# ENTRIES SHOWN start

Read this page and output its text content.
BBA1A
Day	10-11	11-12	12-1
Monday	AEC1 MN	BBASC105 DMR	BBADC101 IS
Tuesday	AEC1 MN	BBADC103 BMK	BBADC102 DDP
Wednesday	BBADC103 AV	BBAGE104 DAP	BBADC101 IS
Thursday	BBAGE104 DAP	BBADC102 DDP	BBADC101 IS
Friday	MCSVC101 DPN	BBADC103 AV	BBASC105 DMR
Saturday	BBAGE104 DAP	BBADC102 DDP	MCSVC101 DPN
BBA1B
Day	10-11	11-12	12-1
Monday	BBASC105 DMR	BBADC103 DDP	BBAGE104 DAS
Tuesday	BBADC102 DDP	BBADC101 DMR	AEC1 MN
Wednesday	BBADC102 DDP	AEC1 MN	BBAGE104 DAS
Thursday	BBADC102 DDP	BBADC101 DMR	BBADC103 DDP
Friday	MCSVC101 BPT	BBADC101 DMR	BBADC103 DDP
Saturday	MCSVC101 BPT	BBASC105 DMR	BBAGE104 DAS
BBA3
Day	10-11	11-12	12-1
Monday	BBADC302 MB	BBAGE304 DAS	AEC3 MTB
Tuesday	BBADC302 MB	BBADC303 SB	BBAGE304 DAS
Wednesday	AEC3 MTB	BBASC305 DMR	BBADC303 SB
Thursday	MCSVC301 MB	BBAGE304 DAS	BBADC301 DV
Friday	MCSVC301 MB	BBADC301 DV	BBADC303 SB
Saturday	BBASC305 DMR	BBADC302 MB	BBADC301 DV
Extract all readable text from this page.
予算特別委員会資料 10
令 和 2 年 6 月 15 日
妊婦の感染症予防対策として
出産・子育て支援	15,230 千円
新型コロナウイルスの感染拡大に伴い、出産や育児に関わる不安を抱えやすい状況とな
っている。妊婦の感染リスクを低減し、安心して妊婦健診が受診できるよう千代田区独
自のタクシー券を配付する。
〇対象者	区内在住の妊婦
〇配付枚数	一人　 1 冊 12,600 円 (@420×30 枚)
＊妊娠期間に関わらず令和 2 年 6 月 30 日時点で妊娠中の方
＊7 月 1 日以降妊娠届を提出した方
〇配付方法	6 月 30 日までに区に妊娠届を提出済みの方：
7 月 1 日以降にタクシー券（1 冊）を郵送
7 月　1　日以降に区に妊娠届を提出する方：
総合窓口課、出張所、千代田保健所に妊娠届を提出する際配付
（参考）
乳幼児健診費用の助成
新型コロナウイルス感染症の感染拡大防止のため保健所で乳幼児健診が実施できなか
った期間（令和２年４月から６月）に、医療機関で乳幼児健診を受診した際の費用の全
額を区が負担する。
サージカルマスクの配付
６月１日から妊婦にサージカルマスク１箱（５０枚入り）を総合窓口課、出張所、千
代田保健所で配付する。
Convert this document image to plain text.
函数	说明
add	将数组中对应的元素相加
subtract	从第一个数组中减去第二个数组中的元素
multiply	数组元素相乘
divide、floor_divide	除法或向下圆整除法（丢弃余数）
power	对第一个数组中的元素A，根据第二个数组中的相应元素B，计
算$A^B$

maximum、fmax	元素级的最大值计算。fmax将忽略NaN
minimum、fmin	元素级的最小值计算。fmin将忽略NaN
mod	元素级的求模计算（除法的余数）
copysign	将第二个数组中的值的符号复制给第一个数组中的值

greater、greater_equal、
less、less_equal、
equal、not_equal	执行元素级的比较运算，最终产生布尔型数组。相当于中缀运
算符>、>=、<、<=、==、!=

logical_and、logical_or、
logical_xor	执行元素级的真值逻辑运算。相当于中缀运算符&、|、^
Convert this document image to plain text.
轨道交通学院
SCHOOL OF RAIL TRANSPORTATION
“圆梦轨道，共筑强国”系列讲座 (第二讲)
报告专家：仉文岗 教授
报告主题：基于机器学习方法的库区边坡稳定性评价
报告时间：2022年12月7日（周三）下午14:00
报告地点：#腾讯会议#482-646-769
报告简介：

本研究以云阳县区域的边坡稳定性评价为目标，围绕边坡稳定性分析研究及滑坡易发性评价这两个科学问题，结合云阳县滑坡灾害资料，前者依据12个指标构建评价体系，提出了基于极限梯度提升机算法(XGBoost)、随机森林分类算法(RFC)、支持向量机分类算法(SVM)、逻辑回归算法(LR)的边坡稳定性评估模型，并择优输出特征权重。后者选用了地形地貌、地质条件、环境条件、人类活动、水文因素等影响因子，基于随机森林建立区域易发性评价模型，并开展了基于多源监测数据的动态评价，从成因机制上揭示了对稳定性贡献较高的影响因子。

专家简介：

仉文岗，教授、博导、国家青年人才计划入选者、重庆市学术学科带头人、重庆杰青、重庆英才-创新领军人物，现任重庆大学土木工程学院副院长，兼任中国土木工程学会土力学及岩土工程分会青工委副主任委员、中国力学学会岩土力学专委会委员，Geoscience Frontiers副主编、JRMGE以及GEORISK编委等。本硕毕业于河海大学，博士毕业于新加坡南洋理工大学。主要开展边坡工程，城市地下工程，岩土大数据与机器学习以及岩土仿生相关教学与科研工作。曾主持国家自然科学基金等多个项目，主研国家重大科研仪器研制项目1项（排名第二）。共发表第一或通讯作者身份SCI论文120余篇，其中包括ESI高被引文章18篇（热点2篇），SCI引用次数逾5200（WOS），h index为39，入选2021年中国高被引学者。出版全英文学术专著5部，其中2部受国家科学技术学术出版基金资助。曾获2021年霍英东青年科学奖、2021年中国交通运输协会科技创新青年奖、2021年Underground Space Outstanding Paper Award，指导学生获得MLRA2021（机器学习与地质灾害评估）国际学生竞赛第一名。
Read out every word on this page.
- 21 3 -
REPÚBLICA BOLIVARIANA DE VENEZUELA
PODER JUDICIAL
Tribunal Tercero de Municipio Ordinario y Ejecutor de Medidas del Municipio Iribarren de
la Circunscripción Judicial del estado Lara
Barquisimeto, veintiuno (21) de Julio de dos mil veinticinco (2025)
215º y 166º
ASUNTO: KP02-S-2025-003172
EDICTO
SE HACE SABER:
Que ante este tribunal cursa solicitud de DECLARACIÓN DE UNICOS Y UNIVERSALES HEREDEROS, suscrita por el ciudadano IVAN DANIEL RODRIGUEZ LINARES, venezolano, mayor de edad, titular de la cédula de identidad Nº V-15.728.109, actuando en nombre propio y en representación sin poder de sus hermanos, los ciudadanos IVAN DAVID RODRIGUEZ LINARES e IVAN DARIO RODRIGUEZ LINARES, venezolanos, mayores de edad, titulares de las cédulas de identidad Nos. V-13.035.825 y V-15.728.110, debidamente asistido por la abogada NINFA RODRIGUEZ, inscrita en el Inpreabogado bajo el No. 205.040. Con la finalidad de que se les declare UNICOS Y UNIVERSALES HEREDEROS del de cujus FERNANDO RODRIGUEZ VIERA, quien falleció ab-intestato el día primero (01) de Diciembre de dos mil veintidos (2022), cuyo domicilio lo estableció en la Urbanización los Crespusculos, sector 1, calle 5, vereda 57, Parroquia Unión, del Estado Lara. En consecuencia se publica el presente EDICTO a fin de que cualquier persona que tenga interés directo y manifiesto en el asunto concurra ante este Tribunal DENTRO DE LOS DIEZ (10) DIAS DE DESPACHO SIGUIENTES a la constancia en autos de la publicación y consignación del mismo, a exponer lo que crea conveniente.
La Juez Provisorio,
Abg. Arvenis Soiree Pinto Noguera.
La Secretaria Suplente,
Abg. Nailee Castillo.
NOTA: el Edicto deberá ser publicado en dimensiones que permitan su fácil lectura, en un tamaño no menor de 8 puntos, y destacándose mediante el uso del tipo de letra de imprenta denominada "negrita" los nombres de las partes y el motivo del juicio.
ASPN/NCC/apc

# ENTRIES SHOWN end

Every entry must be quoted exactly as it appears above.

SOLUTION TO THIS EXERCISE:
Read this page and output its text content.
BBA1A
Day	10-11	11-12	12-1
Monday	AEC1 MN	BBASC105 DMR	BBADC101 IS
Tuesday	AEC1 MN	BBADC103 BMK	BBADC102 DDP
Wednesday	BBADC103 AV	BBAGE104 DAP	BBADC101 IS
Thursday	BBAGE104 DAP	BBADC102 DDP	BBADC101 IS
Friday	MCSVC101 DPN	BBADC103 AV	BBASC105 DMR
Saturday	BBAGE104 DAP	BBADC102 DDP	MCSVC101 DPN
BBA1B
Day	10-11	11-12	12-1
Monday	BBASC105 DMR	BBADC103 DDP	BBAGE104 DAS
Tuesday	BBADC102 DDP	BBADC101 DMR	AEC1 MN
Wednesday	BBADC102 DDP	AEC1 MN	BBAGE104 DAS
Thursday	BBADC102 DDP	BBADC101 DMR	BBADC103 DDP
Friday	MCSVC101 BPT	BBADC101 DMR	BBADC103 DDP
Saturday	MCSVC101 BPT	BBASC105 DMR	BBAGE104 DAS
BBA3
Day	10-11	11-12	12-1
Monday	BBADC302 MB	BBAGE304 DAS	AEC3 MTB
Tuesday	BBADC302 MB	BBADC303 SB	BBAGE304 DAS
Wednesday	AEC3 MTB	BBASC305 DMR	BBADC303 SB
Thursday	MCSVC301 MB	BBAGE304 DAS	BBADC301 DV
Friday	MCSVC301 MB	BBADC301 DV	BBADC303 SB
Saturday	BBASC305 DMR	BBADC302 MB	BBADC301 DV
Extract all readable text from this page.
予算特別委員会資料 10
令 和 2 年 6 月 15 日
妊婦の感染症予防対策として
出産・子育て支援	15,230 千円
新型コロナウイルスの感染拡大に伴い、出産や育児に関わる不安を抱えやすい状況とな
っている。妊婦の感染リスクを低減し、安心して妊婦健診が受診できるよう千代田区独
自のタクシー券を配付する。
〇対象者	区内在住の妊婦
〇配付枚数	一人　 1 冊 12,600 円 (@420×30 枚)
＊妊娠期間に関わらず令和 2 年 6 月 30 日時点で妊娠中の方
＊7 月 1 日以降妊娠届を提出した方
〇配付方法	6 月 30 日までに区に妊娠届を提出済みの方：
7 月 1 日以降にタクシー券（1 冊）を郵送
7 月　1　日以降に区に妊娠届を提出する方：
総合窓口課、出張所、千代田保健所に妊娠届を提出する際配付
（参考）
乳幼児健診費用の助成
新型コロナウイルス感染症の感染拡大防止のため保健所で乳幼児健診が実施できなか
った期間（令和２年４月から６月）に、医療機関で乳幼児健診を受診した際の費用の全
額を区が負担する。
サージカルマスクの配付
６月１日から妊婦にサージカルマスク１箱（５０枚入り）を総合窓口課、出張所、千
代田保健所で配付する。
Convert this document image to plain text.
函数	说明
add	将数组中对应的元素相加
subtract	从第一个数组中减去第二个数组中的元素
multiply	数组元素相乘
divide、floor_divide	除法或向下圆整除法（丢弃余数）
power	对第一个数组中的元素A，根据第二个数组中的相应元素B，计
算$A^B$

maximum、fmax	元素级的最大值计算。fmax将忽略NaN
minimum、fmin	元素级的最小值计算。fmin将忽略NaN
mod	元素级的求模计算（除法的余数）
copysign	将第二个数组中的值的符号复制给第一个数组中的值

greater、greater_equal、
less、less_equal、
equal、not_equal	执行元素级的比较运算，最终产生布尔型数组。相当于中缀运
算符>、>=、<、<=、==、!=

logical_and、logical_or、
logical_xor	执行元素级的真值逻辑运算。相当于中缀运算符&、|、^
Convert this document image to plain text.
轨道交通学院
SCHOOL OF RAIL TRANSPORTATION
“圆梦轨道，共筑强国”系列讲座 (第二讲)
报告专家：仉文岗 教授
报告主题：基于机器学习方法的库区边坡稳定性评价
报告时间：2022年12月7日（周三）下午14:00
报告地点：#腾讯会议#482-646-769
报告简介：

本研究以云阳县区域的边坡稳定性评价为目标，围绕边坡稳定性分析研究及滑坡易发性评价这两个科学问题，结合云阳县滑坡灾害资料，前者依据12个指标构建评价体系，提出了基于极限梯度提升机算法(XGBoost)、随机森林分类算法(RFC)、支持向量机分类算法(SVM)、逻辑回归算法(LR)的边坡稳定性评估模型，并择优输出特征权重。后者选用了地形地貌、地质条件、环境条件、人类活动、水文因素等影响因子，基于随机森林建立区域易发性评价模型，并开展了基于多源监测数据的动态评价，从成因机制上揭示了对稳定性贡献较高的影响因子。

专家简介：

仉文岗，教授、博导、国家青年人才计划入选者、重庆市学术学科带头人、重庆杰青、重庆英才-创新领军人物，现任重庆大学土木工程学院副院长，兼任中国土木工程学会土力学及岩土工程分会青工委副主任委员、中国力学学会岩土力学专委会委员，Geoscience Frontiers副主编、JRMGE以及GEORISK编委等。本硕毕业于河海大学，博士毕业于新加坡南洋理工大学。主要开展边坡工程，城市地下工程，岩土大数据与机器学习以及岩土仿生相关教学与科研工作。曾主持国家自然科学基金等多个项目，主研国家重大科研仪器研制项目1项（排名第二）。共发表第一或通讯作者身份SCI论文120余篇，其中包括ESI高被引文章18篇（热点2篇），SCI引用次数逾5200（WOS），h index为39，入选2021年中国高被引学者。出版全英文学术专著5部，其中2部受国家科学技术学术出版基金资助。曾获2021年霍英东青年科学奖、2021年中国交通运输协会科技创新青年奖、2021年Underground Space Outstanding Paper Award，指导学生获得MLRA2021（机器学习与地质灾害评估）国际学生竞赛第一名。
Read out every word on this page.
- 21 3 -
REPÚBLICA BOLIVARIANA DE VENEZUELA
PODER JUDICIAL
Tribunal Tercero de Municipio Ordinario y Ejecutor de Medidas del Municipio Iribarren de
la Circunscripción Judicial del estado Lara
Barquisimeto, veintiuno (21) de Julio de dos mil veinticinco (2025)
215º y 166º
ASUNTO: KP02-S-2025-003172
EDICTO
SE HACE SABER:
Que ante este tribunal cursa solicitud de DECLARACIÓN DE UNICOS Y UNIVERSALES HEREDEROS, suscrita por el ciudadano IVAN DANIEL RODRIGUEZ LINARES, venezolano, mayor de edad, titular de la cédula de identidad Nº V-15.728.109, actuando en nombre propio y en representación sin poder de sus hermanos, los ciudadanos IVAN DAVID RODRIGUEZ LINARES e IVAN DARIO RODRIGUEZ LINARES, venezolanos, mayores de edad, titulares de las cédulas de identidad Nos. V-13.035.825 y V-15.728.110, debidamente asistido por la abogada NINFA RODRIGUEZ, inscrita en el Inpreabogado bajo el No. 205.040. Con la finalidad de que se les declare UNICOS Y UNIVERSALES HEREDEROS del de cujus FERNANDO RODRIGUEZ VIERA, quien falleció ab-intestato el día primero (01) de Diciembre de dos mil veintidos (2022), cuyo domicilio lo estableció en la Urbanización los Crespusculos, sector 1, calle 5, vereda 57, Parroquia Unión, del Estado Lara. En consecuencia se publica el presente EDICTO a fin de que cualquier persona que tenga interés directo y manifiesto en el asunto concurra ante este Tribunal DENTRO DE LOS DIEZ (10) DIAS DE DESPACHO SIGUIENTES a la constancia en autos de la publicación y consignación del mismo, a exponer lo que crea conveniente.
La Juez Provisorio,
Abg. Arvenis Soiree Pinto Noguera.
La Secretaria Suplente,
Abg. Nailee Castillo.
NOTA: el Edicto deberá ser publicado en dimensiones que permitan su fácil lectura, en un tamaño no menor de 8 puntos, y destacándose mediante el uso del tipo de letra de imprenta denominada "negrita" los nombres de las partes y el motivo del juicio.
ASPN/NCC/apc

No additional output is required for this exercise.